Your objective:
Each entry below is to be printed verbatim.

● ● ● ● ● ● ●

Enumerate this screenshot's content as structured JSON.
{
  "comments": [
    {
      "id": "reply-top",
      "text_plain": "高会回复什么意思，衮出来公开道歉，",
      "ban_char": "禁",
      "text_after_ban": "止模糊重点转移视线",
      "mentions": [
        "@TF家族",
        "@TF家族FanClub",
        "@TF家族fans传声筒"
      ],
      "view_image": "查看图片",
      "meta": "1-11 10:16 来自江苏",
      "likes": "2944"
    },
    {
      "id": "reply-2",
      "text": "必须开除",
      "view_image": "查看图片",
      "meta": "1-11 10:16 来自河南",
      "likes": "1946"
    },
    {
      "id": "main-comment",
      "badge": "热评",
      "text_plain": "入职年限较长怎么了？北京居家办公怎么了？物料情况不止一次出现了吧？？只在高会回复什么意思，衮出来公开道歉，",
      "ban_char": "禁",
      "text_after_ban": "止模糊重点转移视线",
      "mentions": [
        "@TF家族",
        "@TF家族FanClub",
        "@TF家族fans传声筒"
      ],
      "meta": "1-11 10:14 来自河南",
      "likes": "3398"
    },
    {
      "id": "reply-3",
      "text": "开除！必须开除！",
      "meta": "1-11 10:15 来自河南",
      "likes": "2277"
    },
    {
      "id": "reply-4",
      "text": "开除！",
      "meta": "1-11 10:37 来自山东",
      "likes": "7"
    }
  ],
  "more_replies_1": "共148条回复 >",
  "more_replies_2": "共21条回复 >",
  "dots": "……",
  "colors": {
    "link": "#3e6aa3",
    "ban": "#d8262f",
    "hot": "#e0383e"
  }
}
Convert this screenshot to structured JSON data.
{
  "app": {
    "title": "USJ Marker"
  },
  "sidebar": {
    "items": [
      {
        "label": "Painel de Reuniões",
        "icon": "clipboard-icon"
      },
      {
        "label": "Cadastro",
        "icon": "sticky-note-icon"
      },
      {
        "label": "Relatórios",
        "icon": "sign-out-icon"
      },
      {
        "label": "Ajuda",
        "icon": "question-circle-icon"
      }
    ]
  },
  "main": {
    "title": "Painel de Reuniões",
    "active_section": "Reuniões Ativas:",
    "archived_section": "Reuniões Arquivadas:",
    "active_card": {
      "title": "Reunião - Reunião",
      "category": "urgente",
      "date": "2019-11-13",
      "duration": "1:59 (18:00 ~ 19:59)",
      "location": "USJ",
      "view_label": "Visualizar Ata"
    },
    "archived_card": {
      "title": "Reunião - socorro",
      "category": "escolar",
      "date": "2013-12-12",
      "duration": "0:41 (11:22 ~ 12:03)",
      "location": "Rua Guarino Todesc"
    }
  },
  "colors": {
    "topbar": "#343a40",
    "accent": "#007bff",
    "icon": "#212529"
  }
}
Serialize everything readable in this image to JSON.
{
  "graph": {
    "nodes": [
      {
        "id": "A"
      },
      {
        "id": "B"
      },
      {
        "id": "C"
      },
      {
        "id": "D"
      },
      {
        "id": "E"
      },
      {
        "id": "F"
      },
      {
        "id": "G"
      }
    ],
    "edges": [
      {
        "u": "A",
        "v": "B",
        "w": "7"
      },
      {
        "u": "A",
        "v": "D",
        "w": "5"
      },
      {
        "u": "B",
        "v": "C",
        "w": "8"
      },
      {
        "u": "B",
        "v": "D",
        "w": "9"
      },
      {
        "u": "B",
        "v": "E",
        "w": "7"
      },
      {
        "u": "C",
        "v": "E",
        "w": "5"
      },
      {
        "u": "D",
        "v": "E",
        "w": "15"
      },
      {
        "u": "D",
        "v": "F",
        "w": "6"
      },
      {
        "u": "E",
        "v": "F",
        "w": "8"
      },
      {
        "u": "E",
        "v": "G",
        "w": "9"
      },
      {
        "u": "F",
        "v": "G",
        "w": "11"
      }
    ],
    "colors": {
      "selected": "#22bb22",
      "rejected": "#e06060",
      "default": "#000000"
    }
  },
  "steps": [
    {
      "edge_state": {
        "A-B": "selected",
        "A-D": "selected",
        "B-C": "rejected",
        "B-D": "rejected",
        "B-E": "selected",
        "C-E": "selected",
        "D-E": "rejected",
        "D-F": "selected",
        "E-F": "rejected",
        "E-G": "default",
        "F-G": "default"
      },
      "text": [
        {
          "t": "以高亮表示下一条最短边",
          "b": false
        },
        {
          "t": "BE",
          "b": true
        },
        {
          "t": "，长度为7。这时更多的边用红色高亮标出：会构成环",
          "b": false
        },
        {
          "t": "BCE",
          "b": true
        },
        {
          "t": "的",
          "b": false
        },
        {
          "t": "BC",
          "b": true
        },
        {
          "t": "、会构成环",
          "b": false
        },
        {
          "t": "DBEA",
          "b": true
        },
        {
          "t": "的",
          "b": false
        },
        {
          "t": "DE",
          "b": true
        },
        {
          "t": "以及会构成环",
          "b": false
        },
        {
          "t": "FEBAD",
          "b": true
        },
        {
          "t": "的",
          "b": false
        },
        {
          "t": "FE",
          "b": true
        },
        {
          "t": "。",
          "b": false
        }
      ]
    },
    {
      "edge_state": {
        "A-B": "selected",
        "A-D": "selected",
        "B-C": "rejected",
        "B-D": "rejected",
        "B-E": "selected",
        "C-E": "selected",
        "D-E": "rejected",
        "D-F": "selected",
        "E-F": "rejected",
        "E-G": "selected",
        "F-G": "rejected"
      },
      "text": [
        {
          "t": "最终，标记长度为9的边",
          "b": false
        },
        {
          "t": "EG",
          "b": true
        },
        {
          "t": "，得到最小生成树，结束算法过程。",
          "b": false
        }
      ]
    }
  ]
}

● ● ● ● ● ● ●

Written solution:
Enumerate this screenshot's content as structured JSON.
{
  "comments": [
    {
      "id": "reply-top",
      "text_plain": "高会回复什么意思，衮出来公开道歉，",
      "ban_char": "禁",
      "text_after_ban": "止模糊重点转移视线",
      "mentions": [
        "@TF家族",
        "@TF家族FanClub",
        "@TF家族fans传声筒"
      ],
      "view_image": "查看图片",
      "meta": "1-11 10:16 来自江苏",
      "likes": "2944"
    },
    {
      "id": "reply-2",
      "text": "必须开除",
      "view_image": "查看图片",
      "meta": "1-11 10:16 来自河南",
      "likes": "1946"
    },
    {
      "id": "main-comment",
      "badge": "热评",
      "text_plain": "入职年限较长怎么了？北京居家办公怎么了？物料情况不止一次出现了吧？？只在高会回复什么意思，衮出来公开道歉，",
      "ban_char": "禁",
      "text_after_ban": "止模糊重点转移视线",
      "mentions": [
        "@TF家族",
        "@TF家族FanClub",
        "@TF家族fans传声筒"
      ],
      "meta": "1-11 10:14 来自河南",
      "likes": "3398"
    },
    {
      "id": "reply-3",
      "text": "开除！必须开除！",
      "meta": "1-11 10:15 来自河南",
      "likes": "2277"
    },
    {
      "id": "reply-4",
      "text": "开除！",
      "meta": "1-11 10:37 来自山东",
      "likes": "7"
    }
  ],
  "more_replies_1": "共148条回复 >",
  "more_replies_2": "共21条回复 >",
  "dots": "……",
  "colors": {
    "link": "#3e6aa3",
    "ban": "#d8262f",
    "hot": "#e0383e"
  }
}
Convert this screenshot to structured JSON data.
{
  "app": {
    "title": "USJ Marker"
  },
  "sidebar": {
    "items": [
      {
        "label": "Painel de Reuniões",
        "icon": "clipboard-icon"
      },
      {
        "label": "Cadastro",
        "icon": "sticky-note-icon"
      },
      {
        "label": "Relatórios",
        "icon": "sign-out-icon"
      },
      {
        "label": "Ajuda",
        "icon": "question-circle-icon"
      }
    ]
  },
  "main": {
    "title": "Painel de Reuniões",
    "active_section": "Reuniões Ativas:",
    "archived_section": "Reuniões Arquivadas:",
    "active_card": {
      "title": "Reunião - Reunião",
      "category": "urgente",
      "date": "2019-11-13",
      "duration": "1:59 (18:00 ~ 19:59)",
      "location": "USJ",
      "view_label": "Visualizar Ata"
    },
    "archived_card": {
      "title": "Reunião - socorro",
      "category": "escolar",
      "date": "2013-12-12",
      "duration": "0:41 (11:22 ~ 12:03)",
      "location": "Rua Guarino Todesc"
    }
  },
  "colors": {
    "topbar": "#343a40",
    "accent": "#007bff",
    "icon": "#212529"
  }
}
Serialize everything readable in this image to JSON.
{
  "graph": {
    "nodes": [
      {
        "id": "A"
      },
      {
        "id": "B"
      },
      {
        "id": "C"
      },
      {
        "id": "D"
      },
      {
        "id": "E"
      },
      {
        "id": "F"
      },
      {
        "id": "G"
      }
    ],
    "edges": [
      {
        "u": "A",
        "v": "B",
        "w": "7"
      },
      {
        "u": "A",
        "v": "D",
        "w": "5"
      },
      {
        "u": "B",
        "v": "C",
        "w": "8"
      },
      {
        "u": "B",
        "v": "D",
        "w": "9"
      },
      {
        "u": "B",
        "v": "E",
        "w": "7"
      },
      {
        "u": "C",
        "v": "E",
        "w": "5"
      },
      {
        "u": "D",
        "v": "E",
        "w": "15"
      },
      {
        "u": "D",
        "v": "F",
        "w": "6"
      },
      {
        "u": "E",
        "v": "F",
        "w": "8"
      },
      {
        "u": "E",
        "v": "G",
        "w": "9"
      },
      {
        "u": "F",
        "v": "G",
        "w": "11"
      }
    ],
    "colors": {
      "selected": "#22bb22",
      "rejected": "#e06060",
      "default": "#000000"
    }
  },
  "steps": [
    {
      "edge_state": {
        "A-B": "selected",
        "A-D": "selected",
        "B-C": "rejected",
        "B-D": "rejected",
        "B-E": "selected",
        "C-E": "selected",
        "D-E": "rejected",
        "D-F": "selected",
        "E-F": "rejected",
        "E-G": "default",
        "F-G": "default"
      },
      "text": [
        {
          "t": "以高亮表示下一条最短边",
          "b": false
        },
        {
          "t": "BE",
          "b": true
        },
        {
          "t": "，长度为7。这时更多的边用红色高亮标出：会构成环",
          "b": false
        },
        {
          "t": "BCE",
          "b": true
        },
        {
          "t": "的",
          "b": false
        },
        {
          "t": "BC",
          "b": true
        },
        {
          "t": "、会构成环",
          "b": false
        },
        {
          "t": "DBEA",
          "b": true
        },
        {
          "t": "的",
          "b": false
        },
        {
          "t": "DE",
          "b": true
        },
        {
          "t": "以及会构成环",
          "b": false
        },
        {
          "t": "FEBAD",
          "b": true
        },
        {
          "t": "的",
          "b": false
        },
        {
          "t": "FE",
          "b": true
        },
        {
          "t": "。",
          "b": false
        }
      ]
    },
    {
      "edge_state": {
        "A-B": "selected",
        "A-D": "selected",
        "B-C": "rejected",
        "B-D": "rejected",
        "B-E": "selected",
        "C-E": "selected",
        "D-E": "rejected",
        "D-F": "selected",
        "E-F": "rejected",
        "E-G": "selected",
        "F-G": "rejected"
      },
      "text": [
        {
          "t": "最终，标记长度为9的边",
          "b": false
        },
        {
          "t": "EG",
          "b": true
        },
        {
          "t": "，得到最小生成树，结束算法过程。",
          "b": false
        }
      ]
    }
  ]
}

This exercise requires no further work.